→ **Task data**

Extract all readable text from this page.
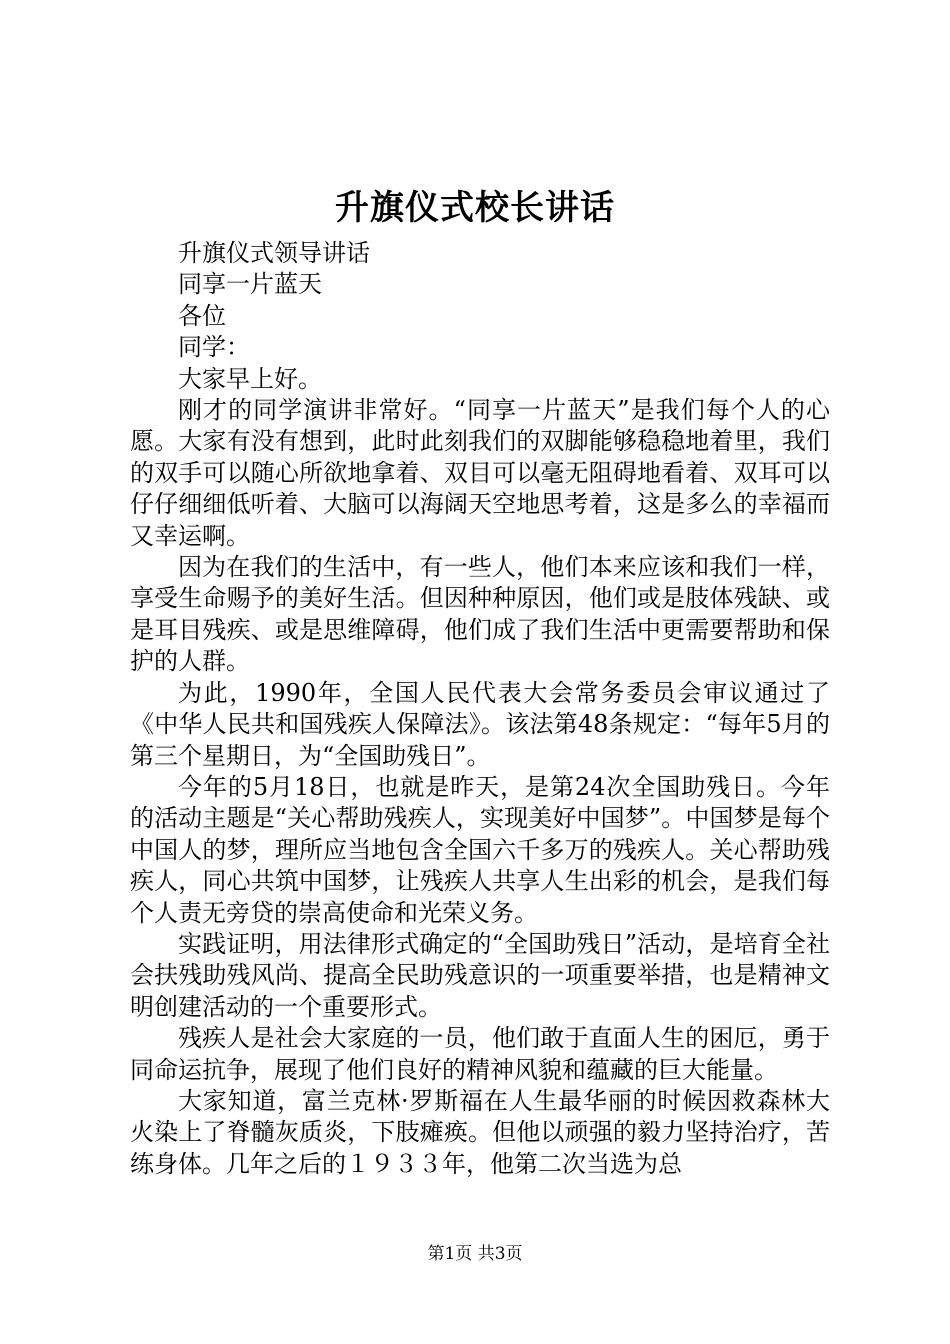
升旗仪式校长讲话

升旗仪式领导讲话

同享一片蓝天

各位

同学：

大家早上好。

刚才的同学演讲非常好。“同享一片蓝天”是我们每个人的心愿。大家有没有想到，此时此刻我们的双脚能够稳稳地着里，我们的双手可以随心所欲地拿着、双目可以毫无阻碍地看着、双耳可以仔仔细细低听着、大脑可以海阔天空地思考着，这是多么的幸福而又幸运啊。

因为在我们的生活中，有一些人，他们本来应该和我们一样，享受生命赐予的美好生活。但因种种原因，他们或是肢体残缺、或是耳目残疾、或是思维障碍，他们成了我们生活中更需要帮助和保护的人群。

为此，1990年，全国人民代表大会常务委员会审议通过了《中华人民共和国残疾人保障法》。该法第48条规定：“每年5月的第三个星期日，为“全国助残日”。

今年的5月18日，也就是昨天，是第24次全国助残日。今年的活动主题是“关心帮助残疾人，实现美好中国梦”。中国梦是每个中国人的梦，理所应当地包含全国六千多万的残疾人。关心帮助残疾人，同心共筑中国梦，让残疾人共享人生出彩的机会，是我们每个人责无旁贷的崇高使命和光荣义务。

实践证明，用法律形式确定的“全国助残日”活动，是培育全社会扶残助残风尚、提高全民助残意识的一项重要举措，也是精神文明创建活动的一个重要形式。

残疾人是社会大家庭的一员，他们敢于直面人生的困厄，勇于同命运抗争，展现了他们良好的精神风貌和蕴藏的巨大能量。

大家知道，富兰克林·罗斯福在人生最华丽的时候因救森林大火染上了脊髓灰质炎，下肢瘫痪。但他以顽强的毅力坚持治疗，苦练身体。几年之后的１９３３年，他第二次当选为总

第1页 共3页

→ **Required task**
Search the lines above for the string "同享一片蓝天" and copy each line that has it.

→ **Written solution**
同享一片蓝天
刚才的同学演讲非常好。“同享一片蓝天”是我们每个人的心愿。大家有没有想到，此时此刻我们的双脚能够稳稳地着里，我们的双手可以随心所欲地拿着、双目可以毫无阻碍地看着、双耳可以仔仔细细低听着、大脑可以海阔天空地思考着，这是多么的幸福而又幸运啊。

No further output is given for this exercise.